**Given request:**
Output the entries verbatim, including every line.

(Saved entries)
----------
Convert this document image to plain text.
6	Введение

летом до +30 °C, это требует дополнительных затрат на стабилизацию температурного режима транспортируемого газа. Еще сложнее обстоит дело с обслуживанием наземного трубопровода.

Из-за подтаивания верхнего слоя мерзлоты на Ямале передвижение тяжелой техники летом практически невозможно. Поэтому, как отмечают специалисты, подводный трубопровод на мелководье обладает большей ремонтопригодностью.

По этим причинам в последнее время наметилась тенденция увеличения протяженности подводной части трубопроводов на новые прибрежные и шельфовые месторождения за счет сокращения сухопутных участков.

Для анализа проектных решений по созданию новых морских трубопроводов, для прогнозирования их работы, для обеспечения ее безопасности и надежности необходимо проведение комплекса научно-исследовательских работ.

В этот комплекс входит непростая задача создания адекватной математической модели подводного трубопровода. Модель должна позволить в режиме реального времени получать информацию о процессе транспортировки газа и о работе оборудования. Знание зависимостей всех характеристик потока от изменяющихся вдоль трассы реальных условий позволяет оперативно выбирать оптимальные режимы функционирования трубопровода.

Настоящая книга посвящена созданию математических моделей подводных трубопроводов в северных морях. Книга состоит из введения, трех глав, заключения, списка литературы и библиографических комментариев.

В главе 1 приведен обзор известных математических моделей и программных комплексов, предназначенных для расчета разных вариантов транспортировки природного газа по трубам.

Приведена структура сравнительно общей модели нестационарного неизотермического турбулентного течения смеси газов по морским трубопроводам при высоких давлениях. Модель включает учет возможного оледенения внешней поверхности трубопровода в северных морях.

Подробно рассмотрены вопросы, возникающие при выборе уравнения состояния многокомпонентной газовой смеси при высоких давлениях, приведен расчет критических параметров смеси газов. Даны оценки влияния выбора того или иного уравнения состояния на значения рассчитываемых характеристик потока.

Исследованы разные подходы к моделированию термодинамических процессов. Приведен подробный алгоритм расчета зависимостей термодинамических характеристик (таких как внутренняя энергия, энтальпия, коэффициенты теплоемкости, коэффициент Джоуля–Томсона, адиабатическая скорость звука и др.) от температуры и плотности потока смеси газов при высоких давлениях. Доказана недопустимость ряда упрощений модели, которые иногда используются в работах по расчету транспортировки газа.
----------
**Solved problem:**
Convert this document image to plain text.
6	Введение

летом до +30 °C, это требует дополнительных затрат на стабилизацию температурного режима транспортируемого газа. Еще сложнее обстоит дело с обслуживанием наземного трубопровода.

Из-за подтаивания верхнего слоя мерзлоты на Ямале передвижение тяжелой техники летом практически невозможно. Поэтому, как отмечают специалисты, подводный трубопровод на мелководье обладает большей ремонтопригодностью.

По этим причинам в последнее время наметилась тенденция увеличения протяженности подводной части трубопроводов на новые прибрежные и шельфовые месторождения за счет сокращения сухопутных участков.

Для анализа проектных решений по созданию новых морских трубопроводов, для прогнозирования их работы, для обеспечения ее безопасности и надежности необходимо проведение комплекса научно-исследовательских работ.

В этот комплекс входит непростая задача создания адекватной математической модели подводного трубопровода. Модель должна позволить в режиме реального времени получать информацию о процессе транспортировки газа и о работе оборудования. Знание зависимостей всех характеристик потока от изменяющихся вдоль трассы реальных условий позволяет оперативно выбирать оптимальные режимы функционирования трубопровода.

Настоящая книга посвящена созданию математических моделей подводных трубопроводов в северных морях. Книга состоит из введения, трех глав, заключения, списка литературы и библиографических комментариев.

В главе 1 приведен обзор известных математических моделей и программных комплексов, предназначенных для расчета разных вариантов транспортировки природного газа по трубам.

Приведена структура сравнительно общей модели нестационарного неизотермического турбулентного течения смеси газов по морским трубопроводам при высоких давлениях. Модель включает учет возможного оледенения внешней поверхности трубопровода в северных морях.

Подробно рассмотрены вопросы, возникающие при выборе уравнения состояния многокомпонентной газовой смеси при высоких давлениях, приведен расчет критических параметров смеси газов. Даны оценки влияния выбора того или иного уравнения состояния на значения рассчитываемых характеристик потока.

Исследованы разные подходы к моделированию термодинамических процессов. Приведен подробный алгоритм расчета зависимостей термодинамических характеристик (таких как внутренняя энергия, энтальпия, коэффициенты теплоемкости, коэффициент Джоуля–Томсона, адиабатическая скорость звука и др.) от температуры и плотности потока смеси газов при высоких давлениях. Доказана недопустимость ряда упрощений модели, которые иногда используются в работах по расчету транспортировки газа.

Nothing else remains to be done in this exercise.